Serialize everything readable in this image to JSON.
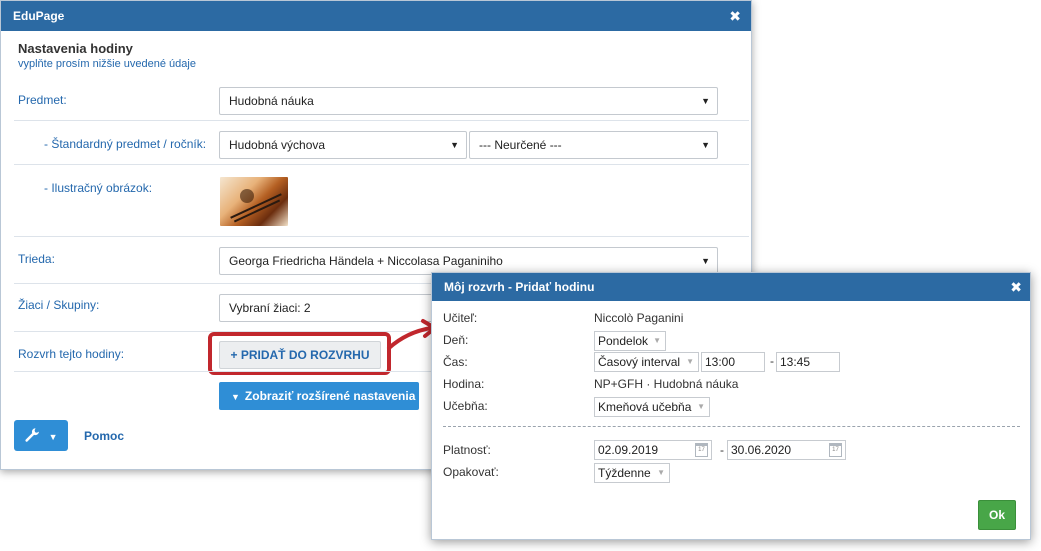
{
  "main": {
    "title": "EduPage",
    "close_glyph": "✖",
    "heading": "Nastavenia hodiny",
    "subheading": "vyplňte prosím nižšie uvedené údaje",
    "fields": {
      "subject_label": "Predmet:",
      "subject_value": "Hudobná náuka",
      "standard_label": "- Štandardný predmet / ročník:",
      "standard_value": "Hudobná výchova",
      "grade_value": "--- Neurčené ---",
      "image_label": "- Ilustračný obrázok:",
      "class_label": "Trieda:",
      "class_value": "Georga Friedricha Händela + Niccolasa Paganiniho",
      "students_label": "Žiaci / Skupiny:",
      "students_value": "Vybraní žiaci: 2",
      "schedule_label": "Rozvrh tejto hodiny:"
    },
    "add_button": "+ PRIDAŤ DO ROZVRHU",
    "advanced_button": "Zobraziť rozšírené nastavenia",
    "help_link": "Pomoc"
  },
  "popup": {
    "title": "Môj rozvrh - Pridať hodinu",
    "teacher_label": "Učiteľ:",
    "teacher_value": "Niccolò Paganini",
    "day_label": "Deň:",
    "day_value": "Pondelok",
    "time_label": "Čas:",
    "time_mode": "Časový interval",
    "time_from": "13:00",
    "time_to": "13:45",
    "time_dash": "-",
    "lesson_label": "Hodina:",
    "lesson_value": "NP+GFH · Hudobná náuka",
    "room_label": "Učebňa:",
    "room_value": "Kmeňová učebňa",
    "validity_label": "Platnosť:",
    "valid_from": "02.09.2019",
    "valid_to": "30.06.2020",
    "valid_dash": "-",
    "repeat_label": "Opakovať:",
    "repeat_value": "Týždenne",
    "ok_button": "Ok",
    "calendar_day": "17"
  },
  "icons": {
    "caret": "▼",
    "wrench": "🔧",
    "chevron": "▾"
  },
  "colors": {
    "titlebar": "#2c6aa3",
    "primary_button": "#2f8ed6",
    "ok_button": "#48a648",
    "highlight": "#c1272d"
  }
}
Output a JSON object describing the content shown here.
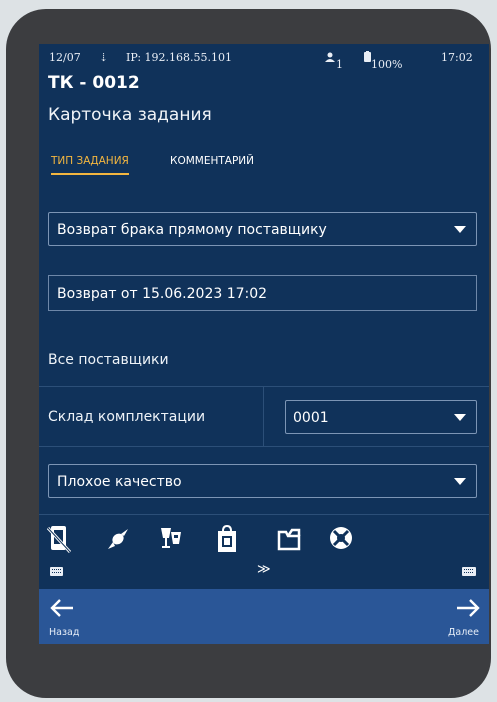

======

Check each line of the records for the word "náuka", and show the lines that contain it.

      "subject_value": "Hudobná náuka",
    "lesson_value": "NP+GFH · Hudobná náuka",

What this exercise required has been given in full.